§ **Exercise brief**
Tally the lines of the listing that contain the word "Output", then give the total and nothing else.

══ Listed records

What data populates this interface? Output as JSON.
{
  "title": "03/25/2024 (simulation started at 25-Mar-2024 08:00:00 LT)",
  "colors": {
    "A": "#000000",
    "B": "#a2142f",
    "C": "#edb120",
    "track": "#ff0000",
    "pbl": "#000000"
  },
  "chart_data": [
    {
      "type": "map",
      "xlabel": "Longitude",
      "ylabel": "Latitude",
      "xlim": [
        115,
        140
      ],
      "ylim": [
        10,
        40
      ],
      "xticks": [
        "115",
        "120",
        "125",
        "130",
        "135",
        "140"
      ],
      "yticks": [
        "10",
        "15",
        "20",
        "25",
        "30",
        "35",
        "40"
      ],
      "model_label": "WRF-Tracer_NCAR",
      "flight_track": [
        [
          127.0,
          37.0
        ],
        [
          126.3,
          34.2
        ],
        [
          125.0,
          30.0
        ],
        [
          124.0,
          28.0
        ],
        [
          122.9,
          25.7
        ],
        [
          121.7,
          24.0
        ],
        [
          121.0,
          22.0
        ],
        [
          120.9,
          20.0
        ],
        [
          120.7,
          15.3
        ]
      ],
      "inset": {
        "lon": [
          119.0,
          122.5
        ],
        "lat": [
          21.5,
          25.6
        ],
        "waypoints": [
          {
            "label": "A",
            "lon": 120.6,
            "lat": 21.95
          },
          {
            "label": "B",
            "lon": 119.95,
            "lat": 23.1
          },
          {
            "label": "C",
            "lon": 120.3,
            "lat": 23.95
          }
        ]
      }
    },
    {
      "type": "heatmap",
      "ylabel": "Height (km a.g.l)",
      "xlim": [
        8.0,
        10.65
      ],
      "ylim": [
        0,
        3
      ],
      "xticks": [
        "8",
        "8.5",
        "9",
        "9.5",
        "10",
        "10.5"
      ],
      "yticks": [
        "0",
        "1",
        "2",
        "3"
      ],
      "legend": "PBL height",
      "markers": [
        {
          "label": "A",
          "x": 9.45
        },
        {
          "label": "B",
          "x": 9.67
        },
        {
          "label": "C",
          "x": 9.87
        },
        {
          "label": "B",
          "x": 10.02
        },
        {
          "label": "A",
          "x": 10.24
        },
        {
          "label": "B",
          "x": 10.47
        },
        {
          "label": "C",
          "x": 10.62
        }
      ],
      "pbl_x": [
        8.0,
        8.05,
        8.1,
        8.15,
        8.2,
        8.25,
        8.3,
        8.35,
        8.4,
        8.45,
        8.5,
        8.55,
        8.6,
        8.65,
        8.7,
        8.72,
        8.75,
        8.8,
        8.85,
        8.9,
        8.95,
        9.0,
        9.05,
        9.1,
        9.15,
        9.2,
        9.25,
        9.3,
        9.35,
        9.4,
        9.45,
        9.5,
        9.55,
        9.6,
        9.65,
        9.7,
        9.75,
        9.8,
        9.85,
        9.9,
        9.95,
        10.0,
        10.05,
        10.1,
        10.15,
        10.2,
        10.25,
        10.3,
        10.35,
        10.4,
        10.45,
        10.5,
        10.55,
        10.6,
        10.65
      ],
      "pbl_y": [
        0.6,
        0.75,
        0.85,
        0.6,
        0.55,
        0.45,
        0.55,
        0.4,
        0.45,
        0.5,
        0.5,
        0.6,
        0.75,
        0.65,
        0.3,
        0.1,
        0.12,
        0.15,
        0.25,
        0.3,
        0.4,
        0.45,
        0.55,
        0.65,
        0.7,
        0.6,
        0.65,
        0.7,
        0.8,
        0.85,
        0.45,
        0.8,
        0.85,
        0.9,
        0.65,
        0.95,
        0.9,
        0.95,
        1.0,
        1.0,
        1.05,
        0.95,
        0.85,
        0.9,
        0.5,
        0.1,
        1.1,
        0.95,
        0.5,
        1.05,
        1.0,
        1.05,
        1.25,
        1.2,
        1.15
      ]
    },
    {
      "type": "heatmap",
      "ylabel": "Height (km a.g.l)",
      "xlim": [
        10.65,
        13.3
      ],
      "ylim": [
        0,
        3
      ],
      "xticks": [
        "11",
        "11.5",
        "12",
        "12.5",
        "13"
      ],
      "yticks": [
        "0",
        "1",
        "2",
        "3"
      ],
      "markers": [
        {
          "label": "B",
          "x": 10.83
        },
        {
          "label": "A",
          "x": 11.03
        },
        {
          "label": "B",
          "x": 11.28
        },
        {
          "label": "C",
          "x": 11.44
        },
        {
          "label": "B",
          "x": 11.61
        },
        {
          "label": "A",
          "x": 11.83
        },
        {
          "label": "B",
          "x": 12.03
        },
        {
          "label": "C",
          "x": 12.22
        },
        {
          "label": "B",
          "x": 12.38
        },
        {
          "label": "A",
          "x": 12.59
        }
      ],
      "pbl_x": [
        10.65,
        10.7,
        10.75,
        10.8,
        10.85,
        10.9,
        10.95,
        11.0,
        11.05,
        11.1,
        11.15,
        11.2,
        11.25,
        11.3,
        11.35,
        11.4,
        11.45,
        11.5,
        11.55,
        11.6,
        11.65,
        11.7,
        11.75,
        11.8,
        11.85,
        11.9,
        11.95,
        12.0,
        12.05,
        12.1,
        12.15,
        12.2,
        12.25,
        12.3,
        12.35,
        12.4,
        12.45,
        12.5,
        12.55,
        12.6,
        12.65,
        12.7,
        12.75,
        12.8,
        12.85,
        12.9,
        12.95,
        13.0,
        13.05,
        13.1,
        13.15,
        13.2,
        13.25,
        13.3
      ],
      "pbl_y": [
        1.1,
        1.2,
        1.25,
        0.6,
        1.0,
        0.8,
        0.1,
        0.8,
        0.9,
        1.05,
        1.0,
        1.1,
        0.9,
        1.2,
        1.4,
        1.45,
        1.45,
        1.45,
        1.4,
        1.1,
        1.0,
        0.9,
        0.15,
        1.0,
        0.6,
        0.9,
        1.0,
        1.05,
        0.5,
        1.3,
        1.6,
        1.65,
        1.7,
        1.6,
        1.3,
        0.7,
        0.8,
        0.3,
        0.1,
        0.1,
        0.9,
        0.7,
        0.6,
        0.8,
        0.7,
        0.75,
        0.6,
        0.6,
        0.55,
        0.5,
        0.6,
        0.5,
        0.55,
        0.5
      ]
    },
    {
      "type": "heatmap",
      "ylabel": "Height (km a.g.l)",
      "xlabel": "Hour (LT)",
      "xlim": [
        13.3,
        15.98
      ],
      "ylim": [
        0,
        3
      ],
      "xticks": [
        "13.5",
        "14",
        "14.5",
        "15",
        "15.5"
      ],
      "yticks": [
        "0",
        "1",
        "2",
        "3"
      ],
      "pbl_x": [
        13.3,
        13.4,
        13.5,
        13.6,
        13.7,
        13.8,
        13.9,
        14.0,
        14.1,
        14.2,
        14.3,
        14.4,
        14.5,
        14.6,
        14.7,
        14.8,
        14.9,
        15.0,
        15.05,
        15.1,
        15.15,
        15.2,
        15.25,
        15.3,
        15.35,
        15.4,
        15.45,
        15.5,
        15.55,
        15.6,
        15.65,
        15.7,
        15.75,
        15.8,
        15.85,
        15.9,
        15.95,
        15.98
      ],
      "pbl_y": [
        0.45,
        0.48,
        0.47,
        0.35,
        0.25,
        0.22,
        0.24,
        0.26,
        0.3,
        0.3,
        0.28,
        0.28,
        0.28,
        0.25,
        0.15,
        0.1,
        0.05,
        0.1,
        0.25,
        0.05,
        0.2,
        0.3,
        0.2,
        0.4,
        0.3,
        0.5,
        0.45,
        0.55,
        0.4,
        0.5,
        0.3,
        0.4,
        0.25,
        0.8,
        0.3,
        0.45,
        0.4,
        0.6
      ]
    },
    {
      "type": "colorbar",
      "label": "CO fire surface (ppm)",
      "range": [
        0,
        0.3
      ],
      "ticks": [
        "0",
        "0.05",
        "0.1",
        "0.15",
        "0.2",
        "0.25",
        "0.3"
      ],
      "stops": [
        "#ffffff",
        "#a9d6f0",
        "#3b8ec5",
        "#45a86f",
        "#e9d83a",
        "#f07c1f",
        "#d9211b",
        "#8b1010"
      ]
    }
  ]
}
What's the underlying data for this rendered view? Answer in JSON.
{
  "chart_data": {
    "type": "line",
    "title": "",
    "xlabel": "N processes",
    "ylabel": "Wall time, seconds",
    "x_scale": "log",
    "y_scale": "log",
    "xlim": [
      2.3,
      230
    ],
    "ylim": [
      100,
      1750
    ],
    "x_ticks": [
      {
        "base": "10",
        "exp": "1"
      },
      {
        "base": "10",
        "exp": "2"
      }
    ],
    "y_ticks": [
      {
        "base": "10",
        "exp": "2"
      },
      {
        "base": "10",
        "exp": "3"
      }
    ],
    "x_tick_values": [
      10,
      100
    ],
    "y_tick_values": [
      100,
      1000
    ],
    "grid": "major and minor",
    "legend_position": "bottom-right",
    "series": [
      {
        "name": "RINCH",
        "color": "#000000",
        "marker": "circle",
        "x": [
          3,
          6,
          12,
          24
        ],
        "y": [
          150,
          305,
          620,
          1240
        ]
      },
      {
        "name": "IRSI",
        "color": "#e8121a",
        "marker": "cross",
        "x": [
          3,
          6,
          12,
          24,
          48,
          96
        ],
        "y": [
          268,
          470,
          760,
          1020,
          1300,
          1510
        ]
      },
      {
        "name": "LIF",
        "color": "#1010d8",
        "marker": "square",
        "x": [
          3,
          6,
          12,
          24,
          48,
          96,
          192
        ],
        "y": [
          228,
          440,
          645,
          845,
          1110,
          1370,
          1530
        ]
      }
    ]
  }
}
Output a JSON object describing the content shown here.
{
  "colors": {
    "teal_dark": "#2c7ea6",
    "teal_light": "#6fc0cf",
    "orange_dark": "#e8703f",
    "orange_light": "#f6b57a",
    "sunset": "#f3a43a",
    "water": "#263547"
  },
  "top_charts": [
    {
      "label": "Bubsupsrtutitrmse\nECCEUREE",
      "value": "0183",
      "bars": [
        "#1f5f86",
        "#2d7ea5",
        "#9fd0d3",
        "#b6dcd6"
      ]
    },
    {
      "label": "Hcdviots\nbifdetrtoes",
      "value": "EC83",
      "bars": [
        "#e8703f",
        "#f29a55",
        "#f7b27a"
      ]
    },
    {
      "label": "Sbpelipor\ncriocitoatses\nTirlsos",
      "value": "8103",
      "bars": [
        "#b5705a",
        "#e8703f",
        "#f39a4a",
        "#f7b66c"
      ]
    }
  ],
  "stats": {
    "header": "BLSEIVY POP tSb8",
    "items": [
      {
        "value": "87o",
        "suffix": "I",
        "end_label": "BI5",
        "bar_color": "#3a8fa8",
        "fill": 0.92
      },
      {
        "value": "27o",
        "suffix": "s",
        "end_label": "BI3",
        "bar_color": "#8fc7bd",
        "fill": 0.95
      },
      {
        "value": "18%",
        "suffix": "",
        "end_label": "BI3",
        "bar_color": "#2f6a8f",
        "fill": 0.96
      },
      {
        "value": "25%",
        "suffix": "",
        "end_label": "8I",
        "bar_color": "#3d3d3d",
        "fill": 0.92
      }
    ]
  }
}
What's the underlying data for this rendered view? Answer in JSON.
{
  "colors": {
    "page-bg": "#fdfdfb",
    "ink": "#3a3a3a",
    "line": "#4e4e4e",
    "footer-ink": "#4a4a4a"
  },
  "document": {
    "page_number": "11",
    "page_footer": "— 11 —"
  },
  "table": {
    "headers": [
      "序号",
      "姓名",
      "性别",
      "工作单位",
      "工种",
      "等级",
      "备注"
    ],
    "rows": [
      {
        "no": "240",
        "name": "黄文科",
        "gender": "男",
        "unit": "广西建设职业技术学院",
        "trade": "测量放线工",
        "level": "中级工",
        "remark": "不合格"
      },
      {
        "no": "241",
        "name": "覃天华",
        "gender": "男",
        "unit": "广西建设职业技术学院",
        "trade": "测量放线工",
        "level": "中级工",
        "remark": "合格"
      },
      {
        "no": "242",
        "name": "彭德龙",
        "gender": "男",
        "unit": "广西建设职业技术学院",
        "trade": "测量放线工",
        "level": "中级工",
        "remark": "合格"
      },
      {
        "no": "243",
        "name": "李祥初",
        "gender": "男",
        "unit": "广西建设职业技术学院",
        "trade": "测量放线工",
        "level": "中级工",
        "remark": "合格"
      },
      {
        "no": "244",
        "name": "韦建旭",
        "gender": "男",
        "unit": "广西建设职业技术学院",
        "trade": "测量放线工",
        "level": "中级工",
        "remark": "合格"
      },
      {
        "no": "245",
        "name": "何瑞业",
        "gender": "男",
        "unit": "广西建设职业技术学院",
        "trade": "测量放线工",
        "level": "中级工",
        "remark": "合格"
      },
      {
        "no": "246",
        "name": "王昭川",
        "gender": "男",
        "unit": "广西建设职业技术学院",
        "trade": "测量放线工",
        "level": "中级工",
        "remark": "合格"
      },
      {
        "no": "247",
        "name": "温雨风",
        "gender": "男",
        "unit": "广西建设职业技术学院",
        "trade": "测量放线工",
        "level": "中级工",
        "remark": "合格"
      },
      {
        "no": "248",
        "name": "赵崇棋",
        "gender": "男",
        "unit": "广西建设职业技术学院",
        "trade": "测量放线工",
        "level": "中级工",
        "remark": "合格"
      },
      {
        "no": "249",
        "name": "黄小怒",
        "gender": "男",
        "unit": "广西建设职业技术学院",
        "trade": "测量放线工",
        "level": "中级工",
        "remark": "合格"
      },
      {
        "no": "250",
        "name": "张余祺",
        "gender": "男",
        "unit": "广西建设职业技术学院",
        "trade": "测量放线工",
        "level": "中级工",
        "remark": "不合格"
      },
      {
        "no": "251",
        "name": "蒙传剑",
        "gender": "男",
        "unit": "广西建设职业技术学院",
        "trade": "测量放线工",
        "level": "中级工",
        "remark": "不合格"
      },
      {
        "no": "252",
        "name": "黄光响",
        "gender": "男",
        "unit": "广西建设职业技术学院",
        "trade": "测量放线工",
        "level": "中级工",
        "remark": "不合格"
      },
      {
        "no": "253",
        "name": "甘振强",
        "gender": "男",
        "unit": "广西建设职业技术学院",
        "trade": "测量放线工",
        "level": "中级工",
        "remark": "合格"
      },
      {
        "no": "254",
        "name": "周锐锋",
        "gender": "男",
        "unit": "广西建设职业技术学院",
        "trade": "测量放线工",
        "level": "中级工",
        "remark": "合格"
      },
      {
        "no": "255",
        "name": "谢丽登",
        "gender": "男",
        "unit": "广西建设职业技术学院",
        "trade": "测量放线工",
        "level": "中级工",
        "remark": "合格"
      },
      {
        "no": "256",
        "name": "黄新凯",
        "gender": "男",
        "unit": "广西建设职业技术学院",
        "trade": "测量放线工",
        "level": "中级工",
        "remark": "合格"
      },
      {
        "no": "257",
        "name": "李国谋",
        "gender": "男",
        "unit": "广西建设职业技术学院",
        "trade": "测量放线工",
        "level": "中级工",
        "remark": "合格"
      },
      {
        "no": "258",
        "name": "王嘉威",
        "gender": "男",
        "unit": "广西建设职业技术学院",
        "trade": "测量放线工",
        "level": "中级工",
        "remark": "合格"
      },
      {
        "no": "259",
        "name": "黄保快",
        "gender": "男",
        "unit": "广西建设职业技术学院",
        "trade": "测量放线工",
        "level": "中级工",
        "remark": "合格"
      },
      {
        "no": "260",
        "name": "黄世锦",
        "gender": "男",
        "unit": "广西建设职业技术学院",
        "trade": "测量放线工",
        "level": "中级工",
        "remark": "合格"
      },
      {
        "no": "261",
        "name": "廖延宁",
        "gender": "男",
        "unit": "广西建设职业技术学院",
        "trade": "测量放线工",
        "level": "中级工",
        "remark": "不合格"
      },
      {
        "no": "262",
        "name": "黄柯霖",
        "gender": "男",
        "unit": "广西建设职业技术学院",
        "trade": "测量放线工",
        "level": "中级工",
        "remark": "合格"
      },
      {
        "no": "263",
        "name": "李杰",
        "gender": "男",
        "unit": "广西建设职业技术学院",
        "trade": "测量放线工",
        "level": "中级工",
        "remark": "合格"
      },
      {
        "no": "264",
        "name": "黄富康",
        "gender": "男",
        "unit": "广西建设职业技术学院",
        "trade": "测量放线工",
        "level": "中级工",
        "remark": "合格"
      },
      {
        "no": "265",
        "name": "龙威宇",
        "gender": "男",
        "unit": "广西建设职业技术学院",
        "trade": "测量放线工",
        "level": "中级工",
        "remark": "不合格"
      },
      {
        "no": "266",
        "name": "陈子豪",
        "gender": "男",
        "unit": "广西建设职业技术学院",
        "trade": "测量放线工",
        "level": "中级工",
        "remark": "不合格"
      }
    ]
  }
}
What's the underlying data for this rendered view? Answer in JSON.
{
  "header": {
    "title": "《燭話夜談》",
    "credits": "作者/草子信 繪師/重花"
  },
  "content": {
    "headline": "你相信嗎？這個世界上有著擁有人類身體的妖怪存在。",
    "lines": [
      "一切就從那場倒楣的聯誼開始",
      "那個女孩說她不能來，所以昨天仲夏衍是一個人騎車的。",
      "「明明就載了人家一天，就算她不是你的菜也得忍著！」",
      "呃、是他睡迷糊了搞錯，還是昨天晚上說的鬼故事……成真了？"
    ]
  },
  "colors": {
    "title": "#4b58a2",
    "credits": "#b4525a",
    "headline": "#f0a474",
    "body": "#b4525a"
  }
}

════

§ **Task solution**
2